--- MATERIAL SUPPLIED ---
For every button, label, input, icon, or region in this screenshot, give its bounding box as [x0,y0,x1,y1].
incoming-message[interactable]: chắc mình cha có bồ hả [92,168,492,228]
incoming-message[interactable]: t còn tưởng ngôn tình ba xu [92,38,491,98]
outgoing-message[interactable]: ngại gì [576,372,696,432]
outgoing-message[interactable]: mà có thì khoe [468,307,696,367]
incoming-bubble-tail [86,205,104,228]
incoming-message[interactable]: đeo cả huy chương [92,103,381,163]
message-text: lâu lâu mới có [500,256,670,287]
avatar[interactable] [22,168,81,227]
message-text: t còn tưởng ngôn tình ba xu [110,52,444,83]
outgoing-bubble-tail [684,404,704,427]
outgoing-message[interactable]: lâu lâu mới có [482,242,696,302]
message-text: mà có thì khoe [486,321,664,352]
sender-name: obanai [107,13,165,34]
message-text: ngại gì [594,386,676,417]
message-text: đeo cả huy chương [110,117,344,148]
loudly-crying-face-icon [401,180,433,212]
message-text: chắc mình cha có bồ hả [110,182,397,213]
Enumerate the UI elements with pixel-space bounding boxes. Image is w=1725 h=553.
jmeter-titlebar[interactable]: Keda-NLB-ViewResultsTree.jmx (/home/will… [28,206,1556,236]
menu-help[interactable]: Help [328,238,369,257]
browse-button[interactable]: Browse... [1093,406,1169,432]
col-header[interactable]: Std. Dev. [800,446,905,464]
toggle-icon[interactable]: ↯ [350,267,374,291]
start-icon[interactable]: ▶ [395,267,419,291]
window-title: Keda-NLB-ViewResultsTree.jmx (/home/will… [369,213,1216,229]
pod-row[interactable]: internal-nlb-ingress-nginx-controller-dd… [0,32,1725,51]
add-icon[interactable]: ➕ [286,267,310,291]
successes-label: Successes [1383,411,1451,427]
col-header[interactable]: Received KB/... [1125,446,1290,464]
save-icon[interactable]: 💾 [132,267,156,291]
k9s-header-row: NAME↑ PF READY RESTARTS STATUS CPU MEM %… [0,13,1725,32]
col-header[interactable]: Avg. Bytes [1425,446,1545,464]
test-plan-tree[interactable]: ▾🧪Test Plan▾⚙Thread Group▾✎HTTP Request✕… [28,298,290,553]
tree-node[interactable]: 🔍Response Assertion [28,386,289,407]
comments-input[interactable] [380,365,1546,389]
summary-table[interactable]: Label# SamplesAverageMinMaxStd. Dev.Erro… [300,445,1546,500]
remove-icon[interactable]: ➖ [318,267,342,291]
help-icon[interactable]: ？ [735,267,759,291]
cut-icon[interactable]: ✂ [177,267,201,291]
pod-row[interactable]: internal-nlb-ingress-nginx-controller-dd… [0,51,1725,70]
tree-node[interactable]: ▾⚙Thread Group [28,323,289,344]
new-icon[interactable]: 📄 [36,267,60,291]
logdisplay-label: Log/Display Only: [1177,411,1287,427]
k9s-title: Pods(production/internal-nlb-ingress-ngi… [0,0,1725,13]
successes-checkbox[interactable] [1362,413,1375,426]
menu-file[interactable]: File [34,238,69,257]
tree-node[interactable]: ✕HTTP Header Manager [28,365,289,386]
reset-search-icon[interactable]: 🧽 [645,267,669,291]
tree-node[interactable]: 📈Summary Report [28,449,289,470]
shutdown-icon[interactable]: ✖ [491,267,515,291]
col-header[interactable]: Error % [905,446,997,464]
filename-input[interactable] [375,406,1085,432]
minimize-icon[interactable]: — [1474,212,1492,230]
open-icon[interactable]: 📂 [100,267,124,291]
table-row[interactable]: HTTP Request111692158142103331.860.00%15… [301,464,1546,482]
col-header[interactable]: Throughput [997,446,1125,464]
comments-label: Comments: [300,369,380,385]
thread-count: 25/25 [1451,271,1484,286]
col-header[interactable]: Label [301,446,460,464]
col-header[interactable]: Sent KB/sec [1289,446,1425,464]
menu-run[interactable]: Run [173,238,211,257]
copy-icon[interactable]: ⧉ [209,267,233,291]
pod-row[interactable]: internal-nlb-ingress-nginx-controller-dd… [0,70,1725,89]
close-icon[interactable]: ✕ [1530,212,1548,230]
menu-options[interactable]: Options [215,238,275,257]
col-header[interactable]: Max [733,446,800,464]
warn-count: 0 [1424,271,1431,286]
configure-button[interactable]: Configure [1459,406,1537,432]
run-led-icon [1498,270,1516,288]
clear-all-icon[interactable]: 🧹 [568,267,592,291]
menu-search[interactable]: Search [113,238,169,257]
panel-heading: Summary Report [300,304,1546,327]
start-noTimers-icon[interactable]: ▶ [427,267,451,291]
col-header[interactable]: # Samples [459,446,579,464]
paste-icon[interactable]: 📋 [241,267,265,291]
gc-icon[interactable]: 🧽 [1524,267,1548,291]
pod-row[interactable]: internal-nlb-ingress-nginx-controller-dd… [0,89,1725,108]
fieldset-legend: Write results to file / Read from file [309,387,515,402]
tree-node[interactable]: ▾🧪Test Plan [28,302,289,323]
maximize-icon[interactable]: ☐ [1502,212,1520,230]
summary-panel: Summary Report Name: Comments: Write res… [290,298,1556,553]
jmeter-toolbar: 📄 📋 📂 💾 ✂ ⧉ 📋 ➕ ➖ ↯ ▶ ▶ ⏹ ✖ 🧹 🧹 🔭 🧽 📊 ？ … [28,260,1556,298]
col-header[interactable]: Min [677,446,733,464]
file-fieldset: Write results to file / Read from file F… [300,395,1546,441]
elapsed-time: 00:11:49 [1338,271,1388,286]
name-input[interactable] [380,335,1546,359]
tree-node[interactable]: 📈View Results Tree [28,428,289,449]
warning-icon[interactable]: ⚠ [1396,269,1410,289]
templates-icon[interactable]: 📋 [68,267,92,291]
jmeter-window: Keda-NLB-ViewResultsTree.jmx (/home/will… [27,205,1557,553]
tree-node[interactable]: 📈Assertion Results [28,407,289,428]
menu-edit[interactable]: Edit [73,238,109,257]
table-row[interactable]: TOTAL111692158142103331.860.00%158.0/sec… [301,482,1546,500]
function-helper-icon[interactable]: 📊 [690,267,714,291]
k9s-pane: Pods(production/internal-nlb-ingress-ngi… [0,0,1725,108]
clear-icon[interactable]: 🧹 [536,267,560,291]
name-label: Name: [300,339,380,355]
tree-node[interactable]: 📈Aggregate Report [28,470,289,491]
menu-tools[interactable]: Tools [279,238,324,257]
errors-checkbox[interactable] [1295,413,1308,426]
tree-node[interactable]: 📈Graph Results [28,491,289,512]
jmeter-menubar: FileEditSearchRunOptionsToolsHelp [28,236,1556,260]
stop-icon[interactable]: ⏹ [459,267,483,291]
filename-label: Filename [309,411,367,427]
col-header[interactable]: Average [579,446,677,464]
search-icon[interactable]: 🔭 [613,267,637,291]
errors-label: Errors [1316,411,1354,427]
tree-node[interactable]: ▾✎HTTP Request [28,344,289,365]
---
[TASK INSTRUCTIONS]
Reproduce every line of the records above verbatim.

[ANSWER TO THIS PROBLEM]
For every button, label, input, icon, or region in this screenshot, give its bounding box as [x0,y0,x1,y1].
incoming-message[interactable]: chắc mình cha có bồ hả [92,168,492,228]
incoming-message[interactable]: t còn tưởng ngôn tình ba xu [92,38,491,98]
outgoing-message[interactable]: ngại gì [576,372,696,432]
outgoing-message[interactable]: mà có thì khoe [468,307,696,367]
incoming-bubble-tail [86,205,104,228]
incoming-message[interactable]: đeo cả huy chương [92,103,381,163]
message-text: lâu lâu mới có [500,256,670,287]
avatar[interactable] [22,168,81,227]
message-text: t còn tưởng ngôn tình ba xu [110,52,444,83]
outgoing-bubble-tail [684,404,704,427]
outgoing-message[interactable]: lâu lâu mới có [482,242,696,302]
message-text: mà có thì khoe [486,321,664,352]
sender-name: obanai [107,13,165,34]
message-text: ngại gì [594,386,676,417]
message-text: đeo cả huy chương [110,117,344,148]
loudly-crying-face-icon [401,180,433,212]
message-text: chắc mình cha có bồ hả [110,182,397,213]
Enumerate the UI elements with pixel-space bounding boxes. Image is w=1725 h=553.
jmeter-titlebar[interactable]: Keda-NLB-ViewResultsTree.jmx (/home/will… [28,206,1556,236]
menu-help[interactable]: Help [328,238,369,257]
browse-button[interactable]: Browse... [1093,406,1169,432]
col-header[interactable]: Std. Dev. [800,446,905,464]
toggle-icon[interactable]: ↯ [350,267,374,291]
start-icon[interactable]: ▶ [395,267,419,291]
window-title: Keda-NLB-ViewResultsTree.jmx (/home/will… [369,213,1216,229]
pod-row[interactable]: internal-nlb-ingress-nginx-controller-dd… [0,32,1725,51]
add-icon[interactable]: ➕ [286,267,310,291]
successes-label: Successes [1383,411,1451,427]
col-header[interactable]: Received KB/... [1125,446,1290,464]
save-icon[interactable]: 💾 [132,267,156,291]
k9s-header-row: NAME↑ PF READY RESTARTS STATUS CPU MEM %… [0,13,1725,32]
col-header[interactable]: Avg. Bytes [1425,446,1545,464]
test-plan-tree[interactable]: ▾🧪Test Plan▾⚙Thread Group▾✎HTTP Request✕… [28,298,290,553]
tree-node[interactable]: 🔍Response Assertion [28,386,289,407]
comments-input[interactable] [380,365,1546,389]
summary-table[interactable]: Label# SamplesAverageMinMaxStd. Dev.Erro… [300,445,1546,500]
remove-icon[interactable]: ➖ [318,267,342,291]
help-icon[interactable]: ？ [735,267,759,291]
cut-icon[interactable]: ✂ [177,267,201,291]
pod-row[interactable]: internal-nlb-ingress-nginx-controller-dd… [0,51,1725,70]
tree-node[interactable]: ▾⚙Thread Group [28,323,289,344]
new-icon[interactable]: 📄 [36,267,60,291]
logdisplay-label: Log/Display Only: [1177,411,1287,427]
k9s-title: Pods(production/internal-nlb-ingress-ngi… [0,0,1725,13]
successes-checkbox[interactable] [1362,413,1375,426]
menu-file[interactable]: File [34,238,69,257]
tree-node[interactable]: ✕HTTP Header Manager [28,365,289,386]
reset-search-icon[interactable]: 🧽 [645,267,669,291]
tree-node[interactable]: 📈Summary Report [28,449,289,470]
shutdown-icon[interactable]: ✖ [491,267,515,291]
col-header[interactable]: Error % [905,446,997,464]
filename-input[interactable] [375,406,1085,432]
minimize-icon[interactable]: — [1474,212,1492,230]
open-icon[interactable]: 📂 [100,267,124,291]
table-row[interactable]: HTTP Request111692158142103331.860.00%15… [301,464,1546,482]
col-header[interactable]: Throughput [997,446,1125,464]
comments-label: Comments: [300,369,380,385]
thread-count: 25/25 [1451,271,1484,286]
col-header[interactable]: Label [301,446,460,464]
col-header[interactable]: Sent KB/sec [1289,446,1425,464]
menu-run[interactable]: Run [173,238,211,257]
copy-icon[interactable]: ⧉ [209,267,233,291]
pod-row[interactable]: internal-nlb-ingress-nginx-controller-dd… [0,70,1725,89]
close-icon[interactable]: ✕ [1530,212,1548,230]
menu-options[interactable]: Options [215,238,275,257]
col-header[interactable]: Max [733,446,800,464]
warn-count: 0 [1424,271,1431,286]
configure-button[interactable]: Configure [1459,406,1537,432]
run-led-icon [1498,270,1516,288]
clear-all-icon[interactable]: 🧹 [568,267,592,291]
menu-search[interactable]: Search [113,238,169,257]
panel-heading: Summary Report [300,304,1546,327]
start-noTimers-icon[interactable]: ▶ [427,267,451,291]
col-header[interactable]: # Samples [459,446,579,464]
paste-icon[interactable]: 📋 [241,267,265,291]
gc-icon[interactable]: 🧽 [1524,267,1548,291]
pod-row[interactable]: internal-nlb-ingress-nginx-controller-dd… [0,89,1725,108]
fieldset-legend: Write results to file / Read from file [309,387,515,402]
tree-node[interactable]: ▾🧪Test Plan [28,302,289,323]
maximize-icon[interactable]: ☐ [1502,212,1520,230]
summary-panel: Summary Report Name: Comments: Write res… [290,298,1556,553]
jmeter-toolbar: 📄 📋 📂 💾 ✂ ⧉ 📋 ➕ ➖ ↯ ▶ ▶ ⏹ ✖ 🧹 🧹 🔭 🧽 📊 ？ … [28,260,1556,298]
col-header[interactable]: Min [677,446,733,464]
file-fieldset: Write results to file / Read from file F… [300,395,1546,441]
elapsed-time: 00:11:49 [1338,271,1388,286]
name-input[interactable] [380,335,1546,359]
tree-node[interactable]: 📈View Results Tree [28,428,289,449]
warning-icon[interactable]: ⚠ [1396,269,1410,289]
templates-icon[interactable]: 📋 [68,267,92,291]
jmeter-window: Keda-NLB-ViewResultsTree.jmx (/home/will… [27,205,1557,553]
tree-node[interactable]: 📈Assertion Results [28,407,289,428]
menu-edit[interactable]: Edit [73,238,109,257]
table-row[interactable]: TOTAL111692158142103331.860.00%158.0/sec… [301,482,1546,500]
function-helper-icon[interactable]: 📊 [690,267,714,291]
k9s-pane: Pods(production/internal-nlb-ingress-ngi… [0,0,1725,108]
clear-icon[interactable]: 🧹 [536,267,560,291]
name-label: Name: [300,339,380,355]
tree-node[interactable]: 📈Aggregate Report [28,470,289,491]
menu-tools[interactable]: Tools [279,238,324,257]
errors-checkbox[interactable] [1295,413,1308,426]
tree-node[interactable]: 📈Graph Results [28,491,289,512]
jmeter-menubar: FileEditSearchRunOptionsToolsHelp [28,236,1556,260]
stop-icon[interactable]: ⏹ [459,267,483,291]
filename-label: Filename [309,411,367,427]
col-header[interactable]: Average [579,446,677,464]
search-icon[interactable]: 🔭 [613,267,637,291]
errors-label: Errors [1316,411,1354,427]
tree-node[interactable]: ▾✎HTTP Request [28,344,289,365]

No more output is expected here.